____ Record list

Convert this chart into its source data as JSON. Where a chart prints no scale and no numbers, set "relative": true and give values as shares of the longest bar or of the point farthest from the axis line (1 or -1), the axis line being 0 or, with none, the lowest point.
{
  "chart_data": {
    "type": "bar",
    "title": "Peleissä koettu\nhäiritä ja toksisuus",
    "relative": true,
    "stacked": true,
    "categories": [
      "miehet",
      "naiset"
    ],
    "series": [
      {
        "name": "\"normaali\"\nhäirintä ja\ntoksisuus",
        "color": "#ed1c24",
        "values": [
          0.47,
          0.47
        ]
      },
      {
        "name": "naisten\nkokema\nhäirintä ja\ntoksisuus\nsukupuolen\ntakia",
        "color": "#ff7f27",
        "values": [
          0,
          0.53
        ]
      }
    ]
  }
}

________

Short problem: Reproduce all of the data exactly as given.

The answer:
Convert this chart into its source data as JSON. Where a chart prints no scale and no numbers, set "relative": true and give values as shares of the longest bar or of the point farthest from the axis line (1 or -1), the axis line being 0 or, with none, the lowest point.
{
  "chart_data": {
    "type": "bar",
    "title": "Peleissä koettu\nhäiritä ja toksisuus",
    "relative": true,
    "stacked": true,
    "categories": [
      "miehet",
      "naiset"
    ],
    "series": [
      {
        "name": "\"normaali\"\nhäirintä ja\ntoksisuus",
        "color": "#ed1c24",
        "values": [
          0.47,
          0.47
        ]
      },
      {
        "name": "naisten\nkokema\nhäirintä ja\ntoksisuus\nsukupuolen\ntakia",
        "color": "#ff7f27",
        "values": [
          0,
          0.53
        ]
      }
    ]
  }
}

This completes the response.